▶ [What is being asked]: Pull every line that holds the word "letter" from the entries.

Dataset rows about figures
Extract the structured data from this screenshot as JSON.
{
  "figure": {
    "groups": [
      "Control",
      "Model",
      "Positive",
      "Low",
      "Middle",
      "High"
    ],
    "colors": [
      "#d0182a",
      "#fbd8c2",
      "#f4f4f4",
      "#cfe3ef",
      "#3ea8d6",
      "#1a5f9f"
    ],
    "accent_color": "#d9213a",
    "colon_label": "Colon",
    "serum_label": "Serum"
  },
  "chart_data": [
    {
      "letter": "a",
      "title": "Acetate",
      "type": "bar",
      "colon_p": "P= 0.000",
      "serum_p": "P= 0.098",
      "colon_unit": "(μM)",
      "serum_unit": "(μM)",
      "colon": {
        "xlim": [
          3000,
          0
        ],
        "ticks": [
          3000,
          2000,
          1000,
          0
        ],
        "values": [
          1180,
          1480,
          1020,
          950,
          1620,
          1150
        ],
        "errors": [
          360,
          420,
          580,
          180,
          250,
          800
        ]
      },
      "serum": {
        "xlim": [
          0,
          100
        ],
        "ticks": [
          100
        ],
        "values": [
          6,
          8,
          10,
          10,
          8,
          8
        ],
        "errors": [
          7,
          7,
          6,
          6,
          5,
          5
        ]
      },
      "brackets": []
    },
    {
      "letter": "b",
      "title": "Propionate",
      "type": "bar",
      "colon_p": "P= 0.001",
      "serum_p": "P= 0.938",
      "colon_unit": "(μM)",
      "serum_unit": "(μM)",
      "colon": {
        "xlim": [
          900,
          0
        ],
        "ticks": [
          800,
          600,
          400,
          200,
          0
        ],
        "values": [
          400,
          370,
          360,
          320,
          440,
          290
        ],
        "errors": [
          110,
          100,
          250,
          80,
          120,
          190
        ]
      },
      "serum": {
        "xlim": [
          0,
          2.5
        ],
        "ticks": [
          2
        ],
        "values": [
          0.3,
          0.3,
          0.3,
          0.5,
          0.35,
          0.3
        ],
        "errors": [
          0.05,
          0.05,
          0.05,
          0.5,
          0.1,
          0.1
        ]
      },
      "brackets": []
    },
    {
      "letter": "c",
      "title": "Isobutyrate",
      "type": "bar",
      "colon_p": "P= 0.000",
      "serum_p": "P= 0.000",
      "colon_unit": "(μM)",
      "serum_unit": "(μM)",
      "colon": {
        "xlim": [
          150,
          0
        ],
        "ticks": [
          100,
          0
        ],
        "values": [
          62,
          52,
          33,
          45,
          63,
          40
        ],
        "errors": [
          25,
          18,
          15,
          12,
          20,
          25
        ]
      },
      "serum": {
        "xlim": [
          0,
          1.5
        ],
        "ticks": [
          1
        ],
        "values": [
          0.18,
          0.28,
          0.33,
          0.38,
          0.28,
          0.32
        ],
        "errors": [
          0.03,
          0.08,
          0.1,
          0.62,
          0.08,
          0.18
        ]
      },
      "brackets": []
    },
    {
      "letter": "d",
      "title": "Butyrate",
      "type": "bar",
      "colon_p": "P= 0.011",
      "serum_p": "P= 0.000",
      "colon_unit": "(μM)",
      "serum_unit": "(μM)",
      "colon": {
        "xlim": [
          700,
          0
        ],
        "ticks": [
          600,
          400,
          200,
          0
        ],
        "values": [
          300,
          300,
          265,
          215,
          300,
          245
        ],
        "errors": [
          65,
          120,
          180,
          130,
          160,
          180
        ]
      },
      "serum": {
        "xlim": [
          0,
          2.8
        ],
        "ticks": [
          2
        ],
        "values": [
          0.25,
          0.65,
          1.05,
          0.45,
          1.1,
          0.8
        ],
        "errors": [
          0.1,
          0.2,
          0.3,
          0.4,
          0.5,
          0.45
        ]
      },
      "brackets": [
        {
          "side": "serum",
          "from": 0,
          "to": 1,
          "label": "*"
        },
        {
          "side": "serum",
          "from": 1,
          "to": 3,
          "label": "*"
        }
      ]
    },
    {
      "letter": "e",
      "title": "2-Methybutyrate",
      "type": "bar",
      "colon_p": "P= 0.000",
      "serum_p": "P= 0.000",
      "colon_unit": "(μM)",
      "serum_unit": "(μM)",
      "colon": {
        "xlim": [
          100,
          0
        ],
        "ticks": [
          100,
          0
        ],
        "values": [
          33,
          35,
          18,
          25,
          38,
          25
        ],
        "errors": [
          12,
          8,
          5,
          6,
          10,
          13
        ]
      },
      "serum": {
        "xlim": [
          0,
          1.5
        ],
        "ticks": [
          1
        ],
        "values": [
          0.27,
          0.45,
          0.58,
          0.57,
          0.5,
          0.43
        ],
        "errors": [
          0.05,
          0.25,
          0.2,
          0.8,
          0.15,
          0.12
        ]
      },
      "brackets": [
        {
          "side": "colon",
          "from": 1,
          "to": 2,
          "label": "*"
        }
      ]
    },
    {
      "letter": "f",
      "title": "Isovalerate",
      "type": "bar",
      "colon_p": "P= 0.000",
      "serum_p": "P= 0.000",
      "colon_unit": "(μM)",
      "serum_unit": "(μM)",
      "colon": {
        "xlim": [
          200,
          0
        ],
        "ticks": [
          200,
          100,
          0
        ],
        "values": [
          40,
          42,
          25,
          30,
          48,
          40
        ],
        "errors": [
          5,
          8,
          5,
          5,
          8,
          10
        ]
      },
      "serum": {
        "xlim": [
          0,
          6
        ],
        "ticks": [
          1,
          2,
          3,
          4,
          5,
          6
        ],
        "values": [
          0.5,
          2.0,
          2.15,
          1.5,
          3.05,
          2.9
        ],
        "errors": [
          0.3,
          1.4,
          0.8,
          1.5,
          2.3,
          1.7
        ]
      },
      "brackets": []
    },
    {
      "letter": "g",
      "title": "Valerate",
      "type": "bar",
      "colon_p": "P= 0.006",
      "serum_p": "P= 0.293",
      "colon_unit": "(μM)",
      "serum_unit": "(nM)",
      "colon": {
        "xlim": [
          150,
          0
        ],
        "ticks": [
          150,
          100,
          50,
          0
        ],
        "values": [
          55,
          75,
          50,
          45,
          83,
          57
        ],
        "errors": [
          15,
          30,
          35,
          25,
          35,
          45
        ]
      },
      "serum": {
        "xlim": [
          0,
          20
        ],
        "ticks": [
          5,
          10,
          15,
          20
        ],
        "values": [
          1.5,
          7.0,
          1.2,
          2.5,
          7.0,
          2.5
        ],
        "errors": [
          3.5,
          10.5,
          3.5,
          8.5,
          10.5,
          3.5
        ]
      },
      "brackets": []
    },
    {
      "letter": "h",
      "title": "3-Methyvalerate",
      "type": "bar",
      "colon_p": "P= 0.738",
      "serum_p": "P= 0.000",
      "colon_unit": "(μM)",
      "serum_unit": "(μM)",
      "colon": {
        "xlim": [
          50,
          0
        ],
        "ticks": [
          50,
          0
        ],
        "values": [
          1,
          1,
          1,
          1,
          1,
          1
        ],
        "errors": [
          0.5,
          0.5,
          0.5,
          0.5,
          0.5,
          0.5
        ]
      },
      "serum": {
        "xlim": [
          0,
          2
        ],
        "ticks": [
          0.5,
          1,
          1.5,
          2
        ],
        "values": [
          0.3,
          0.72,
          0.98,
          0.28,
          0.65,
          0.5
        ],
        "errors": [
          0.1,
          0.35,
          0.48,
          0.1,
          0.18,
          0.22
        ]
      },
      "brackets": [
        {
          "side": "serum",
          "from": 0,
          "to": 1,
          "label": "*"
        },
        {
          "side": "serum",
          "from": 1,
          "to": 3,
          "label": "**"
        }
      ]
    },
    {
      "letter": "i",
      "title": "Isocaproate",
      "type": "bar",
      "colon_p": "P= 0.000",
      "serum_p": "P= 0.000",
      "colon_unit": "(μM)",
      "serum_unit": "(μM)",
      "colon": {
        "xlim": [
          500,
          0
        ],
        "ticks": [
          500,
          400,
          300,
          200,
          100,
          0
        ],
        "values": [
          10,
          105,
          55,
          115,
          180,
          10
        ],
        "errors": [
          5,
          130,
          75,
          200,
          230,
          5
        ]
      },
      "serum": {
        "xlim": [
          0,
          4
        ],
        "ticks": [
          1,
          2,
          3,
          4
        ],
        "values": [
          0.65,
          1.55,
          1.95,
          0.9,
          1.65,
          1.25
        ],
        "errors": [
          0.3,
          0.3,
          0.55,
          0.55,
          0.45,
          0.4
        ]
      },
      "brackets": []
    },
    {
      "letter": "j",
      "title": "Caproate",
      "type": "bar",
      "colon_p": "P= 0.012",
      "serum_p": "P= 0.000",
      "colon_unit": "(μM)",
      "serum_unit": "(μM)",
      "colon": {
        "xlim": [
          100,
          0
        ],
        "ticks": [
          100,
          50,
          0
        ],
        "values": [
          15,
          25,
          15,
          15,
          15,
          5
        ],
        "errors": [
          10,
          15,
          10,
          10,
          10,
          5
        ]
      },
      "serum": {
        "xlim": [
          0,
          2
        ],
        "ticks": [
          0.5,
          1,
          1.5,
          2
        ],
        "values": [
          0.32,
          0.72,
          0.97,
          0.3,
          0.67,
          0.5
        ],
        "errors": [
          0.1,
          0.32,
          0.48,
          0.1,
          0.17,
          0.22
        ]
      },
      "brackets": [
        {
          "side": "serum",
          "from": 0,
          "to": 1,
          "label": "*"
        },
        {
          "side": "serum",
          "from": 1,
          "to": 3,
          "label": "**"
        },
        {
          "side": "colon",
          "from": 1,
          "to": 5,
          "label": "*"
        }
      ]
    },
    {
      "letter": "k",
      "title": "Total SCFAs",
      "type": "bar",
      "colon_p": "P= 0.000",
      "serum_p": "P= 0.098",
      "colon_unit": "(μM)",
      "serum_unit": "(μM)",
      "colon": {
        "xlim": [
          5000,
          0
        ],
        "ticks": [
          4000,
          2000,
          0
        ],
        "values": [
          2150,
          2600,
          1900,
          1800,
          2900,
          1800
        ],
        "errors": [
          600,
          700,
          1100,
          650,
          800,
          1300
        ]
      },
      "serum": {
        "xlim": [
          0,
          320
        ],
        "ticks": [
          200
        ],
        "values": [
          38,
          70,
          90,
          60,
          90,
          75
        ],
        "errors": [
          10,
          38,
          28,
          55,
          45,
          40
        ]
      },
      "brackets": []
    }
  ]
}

▶ [Completed task]:
      "letter": "a",
      "letter": "b",
      "letter": "c",
      "letter": "d",
      "letter": "e",
      "letter": "f",
      "letter": "g",
      "letter": "h",
      "letter": "i",
      "letter": "j",
      "letter": "k",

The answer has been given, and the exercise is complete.